▸ **INSTRUCTION**: Would you repeat the lines from the one with "Read all visible content and emit it as JSON." through the final line, both included, and nothing else? No pictures belong in the copy.

Stored entries
/---
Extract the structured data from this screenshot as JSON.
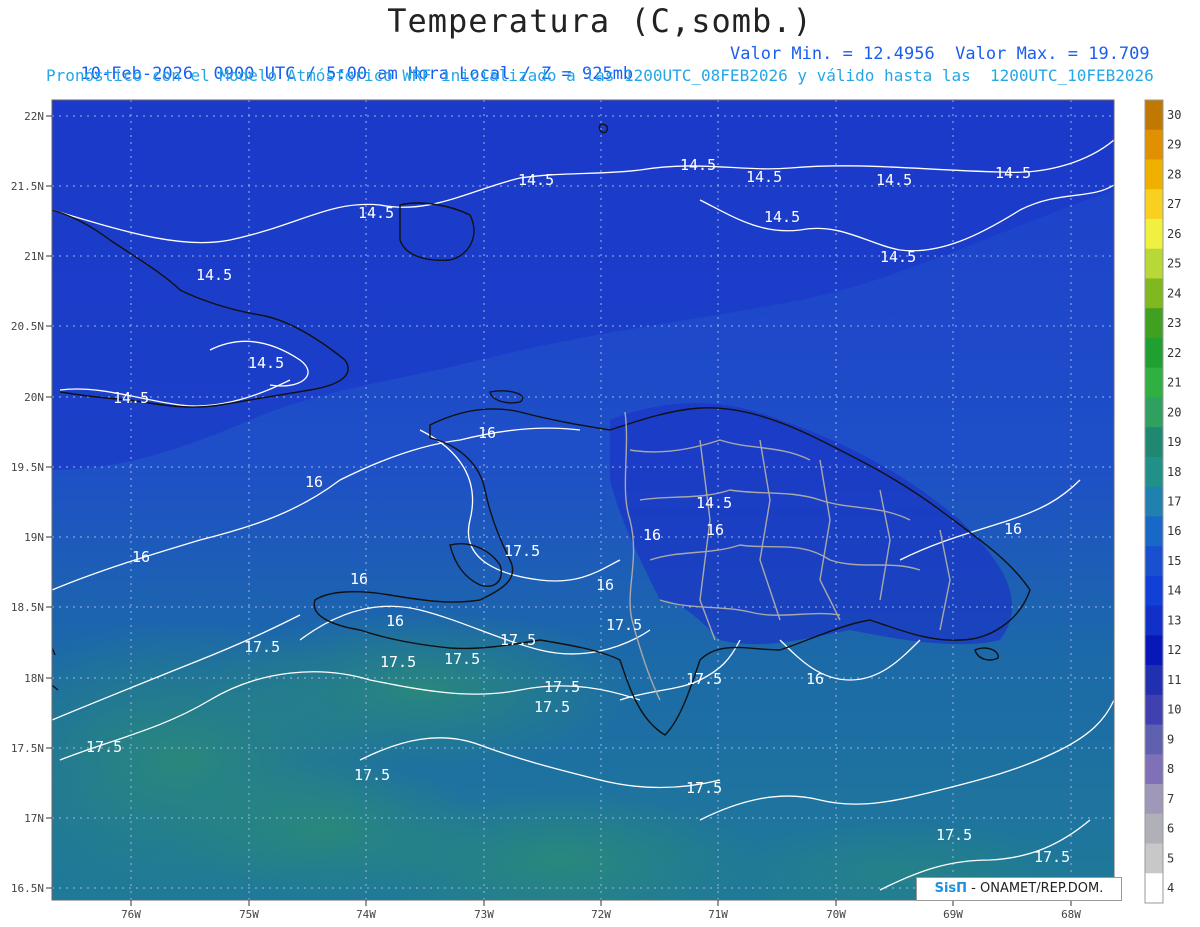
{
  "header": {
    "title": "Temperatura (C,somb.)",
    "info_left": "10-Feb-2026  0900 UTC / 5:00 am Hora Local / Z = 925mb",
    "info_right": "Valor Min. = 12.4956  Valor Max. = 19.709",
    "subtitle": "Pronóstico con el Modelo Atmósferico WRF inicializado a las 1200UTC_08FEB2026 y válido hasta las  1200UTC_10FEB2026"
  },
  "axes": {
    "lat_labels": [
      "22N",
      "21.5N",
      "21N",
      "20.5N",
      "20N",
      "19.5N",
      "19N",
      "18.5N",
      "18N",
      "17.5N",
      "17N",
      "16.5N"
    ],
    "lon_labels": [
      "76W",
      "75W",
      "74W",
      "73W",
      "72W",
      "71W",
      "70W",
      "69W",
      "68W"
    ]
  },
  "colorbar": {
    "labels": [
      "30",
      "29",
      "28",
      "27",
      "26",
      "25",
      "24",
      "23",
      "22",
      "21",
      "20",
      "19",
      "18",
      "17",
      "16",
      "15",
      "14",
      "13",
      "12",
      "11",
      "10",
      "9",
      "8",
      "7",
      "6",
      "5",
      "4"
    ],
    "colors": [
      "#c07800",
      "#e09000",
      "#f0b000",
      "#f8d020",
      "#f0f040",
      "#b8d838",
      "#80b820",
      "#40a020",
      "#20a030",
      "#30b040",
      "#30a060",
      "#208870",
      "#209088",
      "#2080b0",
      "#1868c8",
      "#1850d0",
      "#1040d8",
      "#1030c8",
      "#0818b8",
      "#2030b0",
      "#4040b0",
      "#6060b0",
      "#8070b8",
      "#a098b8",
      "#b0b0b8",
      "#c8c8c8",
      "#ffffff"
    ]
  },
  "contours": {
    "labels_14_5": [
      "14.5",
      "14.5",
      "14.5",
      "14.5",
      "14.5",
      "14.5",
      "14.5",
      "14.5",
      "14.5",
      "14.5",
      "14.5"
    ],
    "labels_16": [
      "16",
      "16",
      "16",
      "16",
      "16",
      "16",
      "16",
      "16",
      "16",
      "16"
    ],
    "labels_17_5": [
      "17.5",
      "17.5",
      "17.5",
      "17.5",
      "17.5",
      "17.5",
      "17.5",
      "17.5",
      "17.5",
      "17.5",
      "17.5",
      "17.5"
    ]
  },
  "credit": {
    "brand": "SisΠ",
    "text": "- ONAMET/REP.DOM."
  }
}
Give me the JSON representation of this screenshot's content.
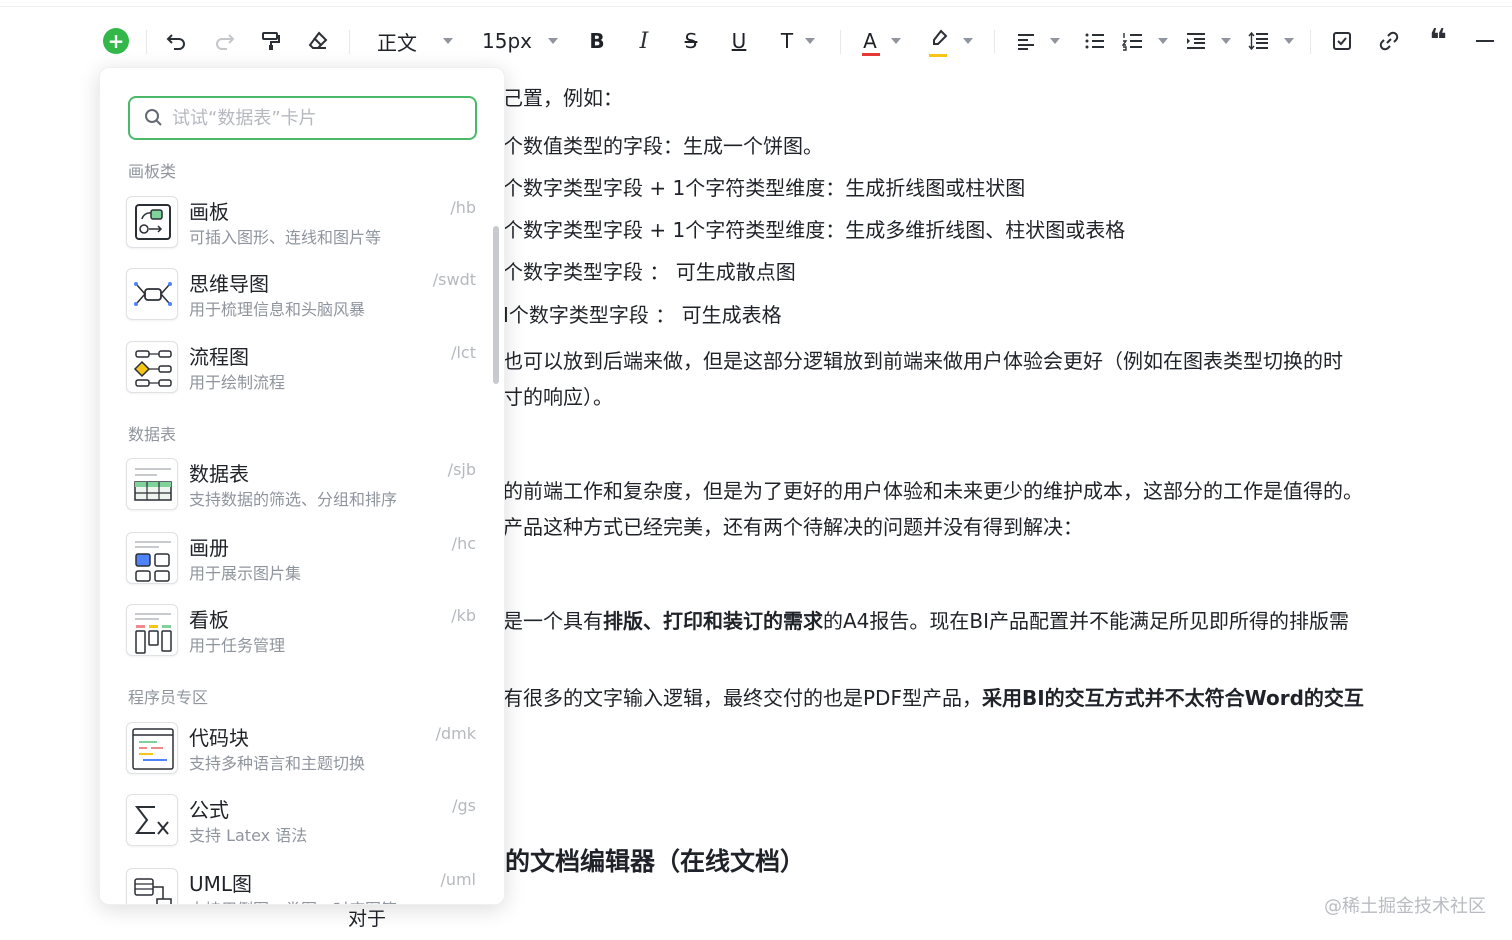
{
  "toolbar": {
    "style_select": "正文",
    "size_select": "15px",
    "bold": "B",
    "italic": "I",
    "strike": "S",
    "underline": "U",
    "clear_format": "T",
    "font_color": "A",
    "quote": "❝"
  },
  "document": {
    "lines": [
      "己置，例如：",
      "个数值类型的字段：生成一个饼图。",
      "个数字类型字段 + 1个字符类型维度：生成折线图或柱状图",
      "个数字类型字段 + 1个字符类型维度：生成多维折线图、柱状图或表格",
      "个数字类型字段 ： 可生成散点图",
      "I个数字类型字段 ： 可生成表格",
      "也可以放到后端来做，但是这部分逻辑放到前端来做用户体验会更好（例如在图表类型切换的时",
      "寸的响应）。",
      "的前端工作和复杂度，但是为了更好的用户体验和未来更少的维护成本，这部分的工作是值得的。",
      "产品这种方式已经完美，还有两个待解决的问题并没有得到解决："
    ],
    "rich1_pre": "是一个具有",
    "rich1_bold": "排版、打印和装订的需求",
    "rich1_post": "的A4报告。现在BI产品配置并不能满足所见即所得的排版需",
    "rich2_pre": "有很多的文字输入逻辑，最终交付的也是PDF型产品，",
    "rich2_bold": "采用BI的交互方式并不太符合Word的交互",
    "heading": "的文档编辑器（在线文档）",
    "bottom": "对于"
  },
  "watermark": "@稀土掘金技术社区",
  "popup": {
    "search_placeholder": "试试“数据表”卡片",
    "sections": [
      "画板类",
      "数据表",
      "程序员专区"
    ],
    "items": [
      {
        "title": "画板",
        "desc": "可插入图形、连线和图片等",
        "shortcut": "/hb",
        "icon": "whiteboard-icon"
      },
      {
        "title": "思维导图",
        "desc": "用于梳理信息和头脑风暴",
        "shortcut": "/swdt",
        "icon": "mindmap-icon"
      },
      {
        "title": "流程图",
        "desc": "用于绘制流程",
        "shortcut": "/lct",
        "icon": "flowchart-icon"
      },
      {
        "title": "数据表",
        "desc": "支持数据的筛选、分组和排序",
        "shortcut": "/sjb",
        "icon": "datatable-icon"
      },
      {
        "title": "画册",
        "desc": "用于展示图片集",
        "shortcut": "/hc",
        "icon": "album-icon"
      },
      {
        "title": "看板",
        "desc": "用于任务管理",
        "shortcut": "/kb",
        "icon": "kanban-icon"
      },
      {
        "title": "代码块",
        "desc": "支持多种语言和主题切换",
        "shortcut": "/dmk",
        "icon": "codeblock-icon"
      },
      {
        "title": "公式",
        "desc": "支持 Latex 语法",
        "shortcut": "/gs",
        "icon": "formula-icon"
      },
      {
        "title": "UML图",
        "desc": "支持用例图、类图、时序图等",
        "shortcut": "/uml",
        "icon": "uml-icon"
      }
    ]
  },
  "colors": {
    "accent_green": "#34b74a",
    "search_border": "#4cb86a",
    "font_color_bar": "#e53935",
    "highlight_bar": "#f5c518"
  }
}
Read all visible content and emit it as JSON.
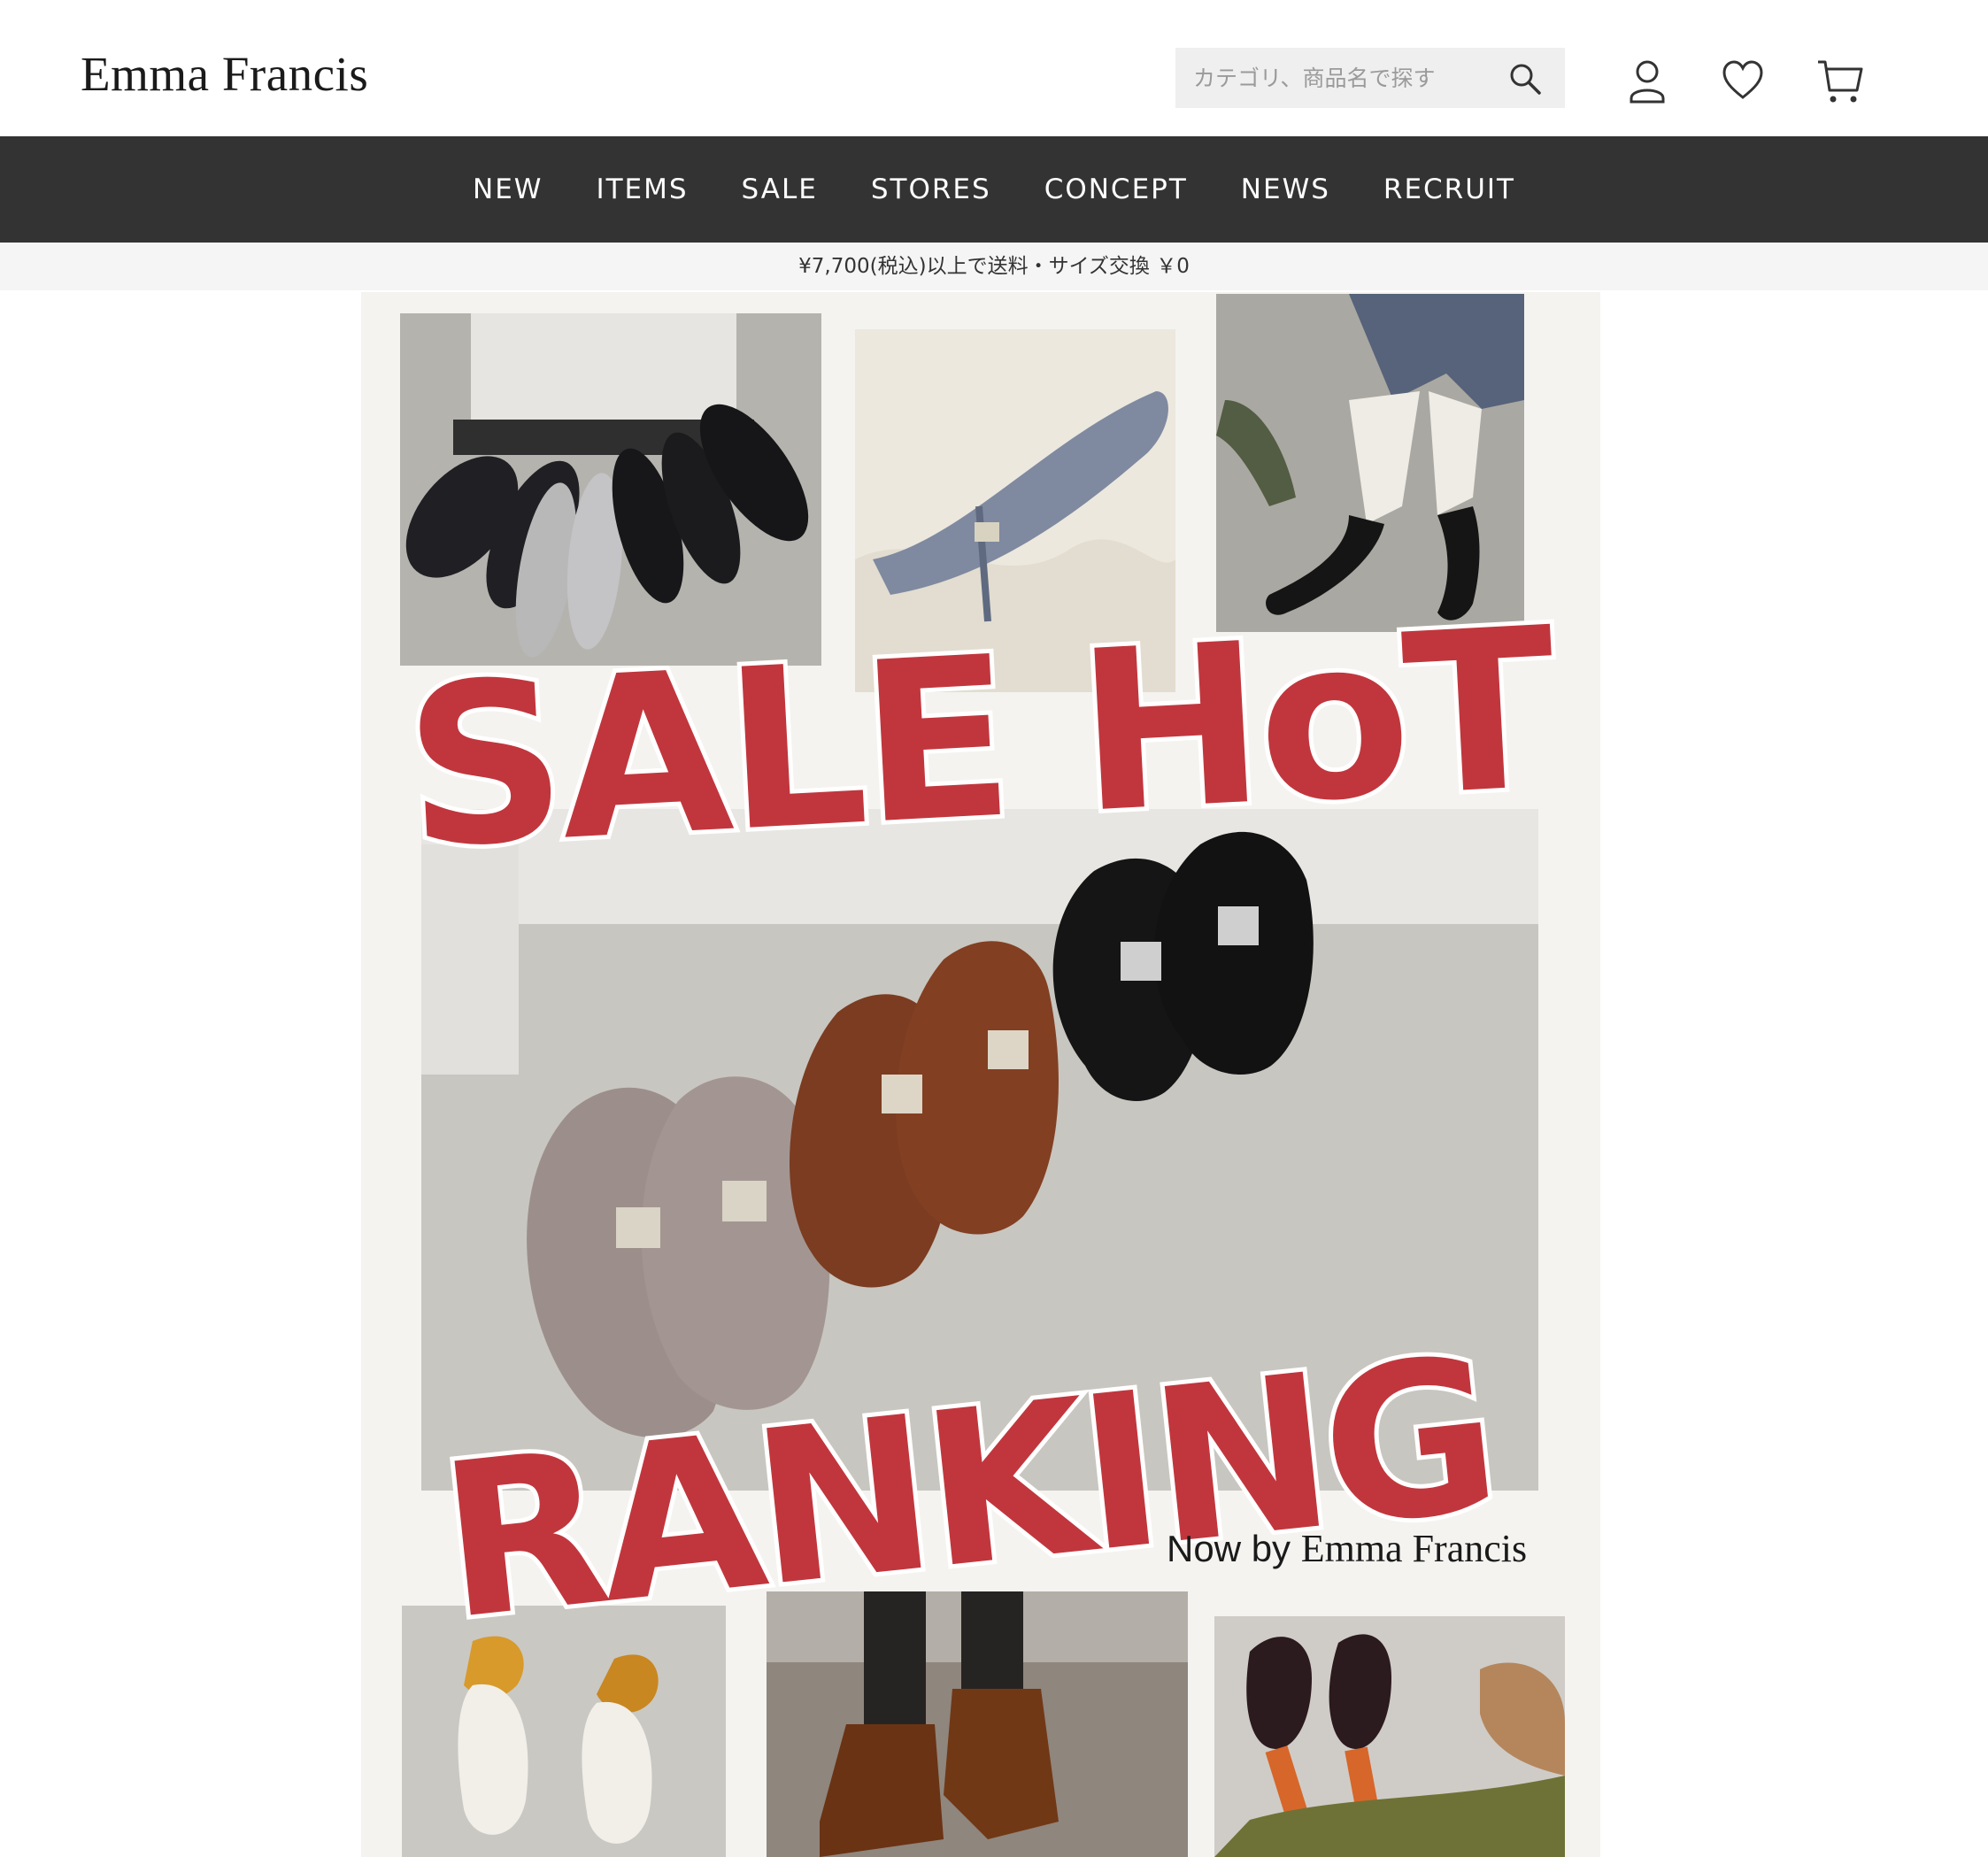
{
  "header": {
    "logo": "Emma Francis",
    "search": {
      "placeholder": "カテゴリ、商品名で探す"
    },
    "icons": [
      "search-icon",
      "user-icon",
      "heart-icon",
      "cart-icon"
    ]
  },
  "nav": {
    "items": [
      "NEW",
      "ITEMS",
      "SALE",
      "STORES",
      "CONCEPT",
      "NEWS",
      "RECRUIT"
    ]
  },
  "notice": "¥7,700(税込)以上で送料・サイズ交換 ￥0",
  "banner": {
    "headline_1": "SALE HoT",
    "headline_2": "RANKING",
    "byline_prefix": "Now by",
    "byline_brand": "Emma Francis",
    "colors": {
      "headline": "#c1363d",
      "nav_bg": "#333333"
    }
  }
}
\---
▸ **EXERCISE RESULT**:
Read all visible content and emit it as JSON.
{
  "header": {
    "logo": "Emma Francis",
    "search": {
      "placeholder": "カテゴリ、商品名で探す"
    },
    "icons": [
      "search-icon",
      "user-icon",
      "heart-icon",
      "cart-icon"
    ]
  },
  "nav": {
    "items": [
      "NEW",
      "ITEMS",
      "SALE",
      "STORES",
      "CONCEPT",
      "NEWS",
      "RECRUIT"
    ]
  },
  "notice": "¥7,700(税込)以上で送料・サイズ交換 ￥0",
  "banner": {
    "headline_1": "SALE HoT",
    "headline_2": "RANKING",
    "byline_prefix": "Now by",
    "byline_brand": "Emma Francis",
    "colors": {
      "headline": "#c1363d",
      "nav_bg": "#333333"
    }
  }
}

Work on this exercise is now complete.